[Collected data]
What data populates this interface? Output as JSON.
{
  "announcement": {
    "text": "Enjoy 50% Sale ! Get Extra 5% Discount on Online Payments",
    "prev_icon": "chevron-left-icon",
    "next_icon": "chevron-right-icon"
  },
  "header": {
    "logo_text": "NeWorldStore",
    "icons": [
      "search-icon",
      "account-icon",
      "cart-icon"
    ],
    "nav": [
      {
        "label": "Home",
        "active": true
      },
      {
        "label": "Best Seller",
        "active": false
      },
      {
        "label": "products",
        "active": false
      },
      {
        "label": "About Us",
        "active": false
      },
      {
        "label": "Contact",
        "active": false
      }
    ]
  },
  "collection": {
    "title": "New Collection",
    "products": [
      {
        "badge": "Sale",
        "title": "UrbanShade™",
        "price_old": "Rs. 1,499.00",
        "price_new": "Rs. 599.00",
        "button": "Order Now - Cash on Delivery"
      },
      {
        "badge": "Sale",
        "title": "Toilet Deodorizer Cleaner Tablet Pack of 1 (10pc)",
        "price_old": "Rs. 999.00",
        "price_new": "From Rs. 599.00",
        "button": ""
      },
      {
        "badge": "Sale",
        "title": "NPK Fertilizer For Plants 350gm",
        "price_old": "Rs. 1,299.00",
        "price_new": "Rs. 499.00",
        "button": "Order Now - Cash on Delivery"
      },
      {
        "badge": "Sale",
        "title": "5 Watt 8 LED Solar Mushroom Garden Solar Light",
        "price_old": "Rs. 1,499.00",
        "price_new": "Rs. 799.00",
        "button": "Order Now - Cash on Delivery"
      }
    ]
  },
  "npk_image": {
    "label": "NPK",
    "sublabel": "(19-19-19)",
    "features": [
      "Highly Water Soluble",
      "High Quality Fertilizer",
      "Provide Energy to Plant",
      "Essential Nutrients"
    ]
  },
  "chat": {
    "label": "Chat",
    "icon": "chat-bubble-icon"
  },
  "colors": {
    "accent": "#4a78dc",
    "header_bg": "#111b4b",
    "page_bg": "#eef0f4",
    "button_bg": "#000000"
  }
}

| Directive |
Reproduce all of the entries word for word.

| Solution for this problem |
What data populates this interface? Output as JSON.
{
  "announcement": {
    "text": "Enjoy 50% Sale ! Get Extra 5% Discount on Online Payments",
    "prev_icon": "chevron-left-icon",
    "next_icon": "chevron-right-icon"
  },
  "header": {
    "logo_text": "NeWorldStore",
    "icons": [
      "search-icon",
      "account-icon",
      "cart-icon"
    ],
    "nav": [
      {
        "label": "Home",
        "active": true
      },
      {
        "label": "Best Seller",
        "active": false
      },
      {
        "label": "products",
        "active": false
      },
      {
        "label": "About Us",
        "active": false
      },
      {
        "label": "Contact",
        "active": false
      }
    ]
  },
  "collection": {
    "title": "New Collection",
    "products": [
      {
        "badge": "Sale",
        "title": "UrbanShade™",
        "price_old": "Rs. 1,499.00",
        "price_new": "Rs. 599.00",
        "button": "Order Now - Cash on Delivery"
      },
      {
        "badge": "Sale",
        "title": "Toilet Deodorizer Cleaner Tablet Pack of 1 (10pc)",
        "price_old": "Rs. 999.00",
        "price_new": "From Rs. 599.00",
        "button": ""
      },
      {
        "badge": "Sale",
        "title": "NPK Fertilizer For Plants 350gm",
        "price_old": "Rs. 1,299.00",
        "price_new": "Rs. 499.00",
        "button": "Order Now - Cash on Delivery"
      },
      {
        "badge": "Sale",
        "title": "5 Watt 8 LED Solar Mushroom Garden Solar Light",
        "price_old": "Rs. 1,499.00",
        "price_new": "Rs. 799.00",
        "button": "Order Now - Cash on Delivery"
      }
    ]
  },
  "npk_image": {
    "label": "NPK",
    "sublabel": "(19-19-19)",
    "features": [
      "Highly Water Soluble",
      "High Quality Fertilizer",
      "Provide Energy to Plant",
      "Essential Nutrients"
    ]
  },
  "chat": {
    "label": "Chat",
    "icon": "chat-bubble-icon"
  },
  "colors": {
    "accent": "#4a78dc",
    "header_bg": "#111b4b",
    "page_bg": "#eef0f4",
    "button_bg": "#000000"
  }
}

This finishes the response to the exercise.